### Given task
Copy the rows below, unchanged, from the first one through the line containing "- cloud-word-small: eight: [513, 594, 528, 600]".
* * *
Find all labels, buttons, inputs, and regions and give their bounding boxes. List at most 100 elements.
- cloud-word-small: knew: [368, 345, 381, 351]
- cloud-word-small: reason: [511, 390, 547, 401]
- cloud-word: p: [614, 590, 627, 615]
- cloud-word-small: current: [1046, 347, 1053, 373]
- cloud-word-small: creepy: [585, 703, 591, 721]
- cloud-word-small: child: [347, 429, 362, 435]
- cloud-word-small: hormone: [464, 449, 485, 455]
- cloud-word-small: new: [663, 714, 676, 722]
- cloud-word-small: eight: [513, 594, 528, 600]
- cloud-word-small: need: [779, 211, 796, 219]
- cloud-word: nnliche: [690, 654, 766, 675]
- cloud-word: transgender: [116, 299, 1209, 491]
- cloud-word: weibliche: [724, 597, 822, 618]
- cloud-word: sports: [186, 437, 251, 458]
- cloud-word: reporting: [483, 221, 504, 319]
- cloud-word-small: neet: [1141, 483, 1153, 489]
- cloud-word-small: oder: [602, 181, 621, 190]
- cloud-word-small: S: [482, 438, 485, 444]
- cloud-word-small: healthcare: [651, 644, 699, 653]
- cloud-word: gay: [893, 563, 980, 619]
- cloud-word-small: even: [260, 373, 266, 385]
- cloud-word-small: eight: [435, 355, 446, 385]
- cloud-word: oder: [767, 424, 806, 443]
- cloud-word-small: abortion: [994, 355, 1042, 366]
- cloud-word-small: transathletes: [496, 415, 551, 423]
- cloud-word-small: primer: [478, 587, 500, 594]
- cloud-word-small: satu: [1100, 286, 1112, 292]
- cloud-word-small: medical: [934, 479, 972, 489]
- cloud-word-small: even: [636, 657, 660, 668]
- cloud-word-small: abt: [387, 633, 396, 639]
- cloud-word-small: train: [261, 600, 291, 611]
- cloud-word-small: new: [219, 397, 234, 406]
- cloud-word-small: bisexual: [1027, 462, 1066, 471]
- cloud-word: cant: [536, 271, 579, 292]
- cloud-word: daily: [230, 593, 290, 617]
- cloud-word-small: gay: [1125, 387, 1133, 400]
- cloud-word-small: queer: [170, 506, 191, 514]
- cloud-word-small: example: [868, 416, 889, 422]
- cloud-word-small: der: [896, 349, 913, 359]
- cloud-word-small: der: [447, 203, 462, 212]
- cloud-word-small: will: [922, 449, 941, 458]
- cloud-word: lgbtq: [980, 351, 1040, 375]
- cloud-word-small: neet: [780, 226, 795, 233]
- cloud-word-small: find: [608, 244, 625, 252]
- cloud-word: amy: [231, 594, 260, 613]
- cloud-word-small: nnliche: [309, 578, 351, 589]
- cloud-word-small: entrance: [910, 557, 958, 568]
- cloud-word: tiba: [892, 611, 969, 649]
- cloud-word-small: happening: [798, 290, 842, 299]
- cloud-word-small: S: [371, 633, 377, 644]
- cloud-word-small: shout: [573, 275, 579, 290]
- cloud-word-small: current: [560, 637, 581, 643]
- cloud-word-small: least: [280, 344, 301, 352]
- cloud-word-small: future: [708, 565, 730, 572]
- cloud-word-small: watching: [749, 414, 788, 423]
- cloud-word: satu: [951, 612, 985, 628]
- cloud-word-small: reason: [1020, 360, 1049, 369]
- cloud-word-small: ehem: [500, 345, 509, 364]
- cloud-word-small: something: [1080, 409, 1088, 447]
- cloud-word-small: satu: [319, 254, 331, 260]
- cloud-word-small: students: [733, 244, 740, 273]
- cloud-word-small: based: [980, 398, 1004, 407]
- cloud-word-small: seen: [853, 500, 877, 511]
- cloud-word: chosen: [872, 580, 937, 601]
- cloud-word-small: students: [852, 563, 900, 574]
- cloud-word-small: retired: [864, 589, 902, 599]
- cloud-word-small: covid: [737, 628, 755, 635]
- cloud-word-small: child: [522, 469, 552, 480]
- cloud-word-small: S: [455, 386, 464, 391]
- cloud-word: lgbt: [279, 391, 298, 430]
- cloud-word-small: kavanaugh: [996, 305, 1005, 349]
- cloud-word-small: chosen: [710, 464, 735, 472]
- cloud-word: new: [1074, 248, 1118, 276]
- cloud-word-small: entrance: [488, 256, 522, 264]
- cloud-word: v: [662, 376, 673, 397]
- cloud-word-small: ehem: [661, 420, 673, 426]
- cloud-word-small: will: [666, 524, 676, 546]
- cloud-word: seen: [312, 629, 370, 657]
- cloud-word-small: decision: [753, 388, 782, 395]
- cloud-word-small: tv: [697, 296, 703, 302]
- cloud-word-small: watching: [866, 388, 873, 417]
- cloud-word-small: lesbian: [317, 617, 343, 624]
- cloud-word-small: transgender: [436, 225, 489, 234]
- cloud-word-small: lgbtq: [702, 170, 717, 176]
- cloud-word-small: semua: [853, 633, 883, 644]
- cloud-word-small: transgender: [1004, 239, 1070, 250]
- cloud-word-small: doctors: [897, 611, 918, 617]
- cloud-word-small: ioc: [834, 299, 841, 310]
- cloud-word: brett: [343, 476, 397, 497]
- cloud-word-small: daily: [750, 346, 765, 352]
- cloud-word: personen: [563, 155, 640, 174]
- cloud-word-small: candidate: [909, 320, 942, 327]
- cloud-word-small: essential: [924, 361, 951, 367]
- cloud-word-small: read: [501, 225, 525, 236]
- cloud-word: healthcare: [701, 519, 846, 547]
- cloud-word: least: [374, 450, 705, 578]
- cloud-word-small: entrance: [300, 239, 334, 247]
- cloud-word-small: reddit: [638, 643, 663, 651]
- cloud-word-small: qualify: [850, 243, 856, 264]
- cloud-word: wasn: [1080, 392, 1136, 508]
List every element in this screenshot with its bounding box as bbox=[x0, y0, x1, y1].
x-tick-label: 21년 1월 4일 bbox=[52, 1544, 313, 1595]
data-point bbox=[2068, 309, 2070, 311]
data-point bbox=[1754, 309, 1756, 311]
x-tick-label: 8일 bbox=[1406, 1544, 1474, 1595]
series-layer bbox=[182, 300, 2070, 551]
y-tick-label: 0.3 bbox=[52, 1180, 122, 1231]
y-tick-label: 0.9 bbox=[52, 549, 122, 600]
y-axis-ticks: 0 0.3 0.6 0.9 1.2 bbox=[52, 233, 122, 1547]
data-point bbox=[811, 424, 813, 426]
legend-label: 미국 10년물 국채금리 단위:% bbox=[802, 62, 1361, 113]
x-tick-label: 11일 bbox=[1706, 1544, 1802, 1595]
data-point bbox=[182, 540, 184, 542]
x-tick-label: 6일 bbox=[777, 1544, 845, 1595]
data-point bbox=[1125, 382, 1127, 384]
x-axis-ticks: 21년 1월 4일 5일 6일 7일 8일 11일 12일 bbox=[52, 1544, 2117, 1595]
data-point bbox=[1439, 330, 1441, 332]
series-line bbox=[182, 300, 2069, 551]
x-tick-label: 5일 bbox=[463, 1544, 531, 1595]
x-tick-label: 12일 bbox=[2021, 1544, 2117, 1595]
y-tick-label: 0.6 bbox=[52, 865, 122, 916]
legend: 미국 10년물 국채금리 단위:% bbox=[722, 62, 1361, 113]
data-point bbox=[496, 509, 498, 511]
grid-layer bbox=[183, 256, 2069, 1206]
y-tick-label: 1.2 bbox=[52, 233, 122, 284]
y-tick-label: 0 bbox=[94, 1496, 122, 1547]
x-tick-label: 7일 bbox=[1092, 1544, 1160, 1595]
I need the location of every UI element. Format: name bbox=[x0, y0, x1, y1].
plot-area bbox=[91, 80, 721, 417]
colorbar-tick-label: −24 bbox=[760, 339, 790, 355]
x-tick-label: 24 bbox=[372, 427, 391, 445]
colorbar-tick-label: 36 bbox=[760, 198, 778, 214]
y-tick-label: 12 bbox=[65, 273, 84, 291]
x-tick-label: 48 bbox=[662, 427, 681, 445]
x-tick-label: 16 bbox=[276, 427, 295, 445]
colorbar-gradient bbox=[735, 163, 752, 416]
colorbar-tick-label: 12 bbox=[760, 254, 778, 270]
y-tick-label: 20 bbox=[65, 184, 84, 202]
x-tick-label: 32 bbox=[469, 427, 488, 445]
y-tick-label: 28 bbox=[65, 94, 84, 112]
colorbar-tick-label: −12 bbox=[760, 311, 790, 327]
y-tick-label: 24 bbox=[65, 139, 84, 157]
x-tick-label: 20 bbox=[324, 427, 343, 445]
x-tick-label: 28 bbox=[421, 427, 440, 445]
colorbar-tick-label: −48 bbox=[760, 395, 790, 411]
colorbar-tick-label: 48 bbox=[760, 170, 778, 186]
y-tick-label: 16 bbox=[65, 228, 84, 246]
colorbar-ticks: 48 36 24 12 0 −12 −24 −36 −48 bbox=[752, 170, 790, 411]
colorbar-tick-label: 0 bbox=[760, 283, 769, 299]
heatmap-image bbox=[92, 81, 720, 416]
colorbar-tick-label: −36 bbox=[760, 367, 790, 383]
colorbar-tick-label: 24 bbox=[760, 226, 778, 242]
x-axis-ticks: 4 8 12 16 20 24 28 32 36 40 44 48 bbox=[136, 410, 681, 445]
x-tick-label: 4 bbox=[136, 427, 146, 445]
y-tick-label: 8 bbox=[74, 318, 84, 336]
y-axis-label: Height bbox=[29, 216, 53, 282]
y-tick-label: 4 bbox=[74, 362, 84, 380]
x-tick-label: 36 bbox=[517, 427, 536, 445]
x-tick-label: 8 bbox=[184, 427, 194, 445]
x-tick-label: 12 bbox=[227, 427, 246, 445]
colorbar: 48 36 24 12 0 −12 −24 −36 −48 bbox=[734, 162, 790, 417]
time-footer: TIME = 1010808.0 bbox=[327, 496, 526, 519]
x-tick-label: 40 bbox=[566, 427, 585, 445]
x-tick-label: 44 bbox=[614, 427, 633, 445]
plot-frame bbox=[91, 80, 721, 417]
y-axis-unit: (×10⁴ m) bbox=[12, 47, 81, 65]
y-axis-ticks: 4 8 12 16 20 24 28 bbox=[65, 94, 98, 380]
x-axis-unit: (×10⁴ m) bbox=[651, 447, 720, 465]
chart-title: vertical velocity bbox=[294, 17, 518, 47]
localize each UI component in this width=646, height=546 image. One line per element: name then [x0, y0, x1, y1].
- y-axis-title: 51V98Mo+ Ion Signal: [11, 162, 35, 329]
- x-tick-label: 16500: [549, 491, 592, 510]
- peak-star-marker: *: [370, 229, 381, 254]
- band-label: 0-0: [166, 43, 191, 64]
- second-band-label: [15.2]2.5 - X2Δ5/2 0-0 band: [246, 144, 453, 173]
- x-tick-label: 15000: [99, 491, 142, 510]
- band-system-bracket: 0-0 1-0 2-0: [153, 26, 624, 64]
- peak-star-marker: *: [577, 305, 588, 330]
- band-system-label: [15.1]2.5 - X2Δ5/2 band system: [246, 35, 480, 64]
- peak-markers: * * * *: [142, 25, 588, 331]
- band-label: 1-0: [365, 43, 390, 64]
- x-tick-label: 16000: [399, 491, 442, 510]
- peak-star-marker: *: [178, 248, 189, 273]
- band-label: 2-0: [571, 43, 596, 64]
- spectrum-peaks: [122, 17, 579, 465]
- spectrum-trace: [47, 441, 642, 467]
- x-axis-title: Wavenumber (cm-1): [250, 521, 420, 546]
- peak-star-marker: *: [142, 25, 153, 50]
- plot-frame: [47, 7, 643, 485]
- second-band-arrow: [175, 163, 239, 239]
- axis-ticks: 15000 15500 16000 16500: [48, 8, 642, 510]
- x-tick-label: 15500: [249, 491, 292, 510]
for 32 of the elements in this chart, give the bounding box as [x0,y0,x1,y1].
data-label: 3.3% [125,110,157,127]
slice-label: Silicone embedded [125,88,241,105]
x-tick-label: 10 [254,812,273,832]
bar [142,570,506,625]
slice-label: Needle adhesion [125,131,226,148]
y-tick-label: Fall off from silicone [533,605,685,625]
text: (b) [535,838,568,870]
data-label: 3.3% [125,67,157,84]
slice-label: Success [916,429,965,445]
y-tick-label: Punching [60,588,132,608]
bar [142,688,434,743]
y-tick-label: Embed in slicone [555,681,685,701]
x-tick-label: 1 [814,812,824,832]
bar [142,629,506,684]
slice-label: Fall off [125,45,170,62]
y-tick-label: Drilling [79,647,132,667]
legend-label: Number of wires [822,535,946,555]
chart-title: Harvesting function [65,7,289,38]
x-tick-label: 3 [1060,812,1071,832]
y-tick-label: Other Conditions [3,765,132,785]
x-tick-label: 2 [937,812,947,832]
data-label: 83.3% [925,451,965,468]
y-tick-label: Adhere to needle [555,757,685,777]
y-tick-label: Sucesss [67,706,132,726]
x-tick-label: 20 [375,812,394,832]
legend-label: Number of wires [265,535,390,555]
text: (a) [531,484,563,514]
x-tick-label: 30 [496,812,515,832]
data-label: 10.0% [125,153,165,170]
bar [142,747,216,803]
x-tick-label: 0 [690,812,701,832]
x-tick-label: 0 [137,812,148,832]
* * *
### Response
Find all labels, buttons, inputs, and regions and give their bounding boxes. List at most 100 elements.
- cloud-word-small: knew: [368, 345, 381, 351]
- cloud-word-small: reason: [511, 390, 547, 401]
- cloud-word: p: [614, 590, 627, 615]
- cloud-word-small: current: [1046, 347, 1053, 373]
- cloud-word-small: creepy: [585, 703, 591, 721]
- cloud-word-small: child: [347, 429, 362, 435]
- cloud-word-small: hormone: [464, 449, 485, 455]
- cloud-word-small: new: [663, 714, 676, 722]
- cloud-word-small: eight: [513, 594, 528, 600]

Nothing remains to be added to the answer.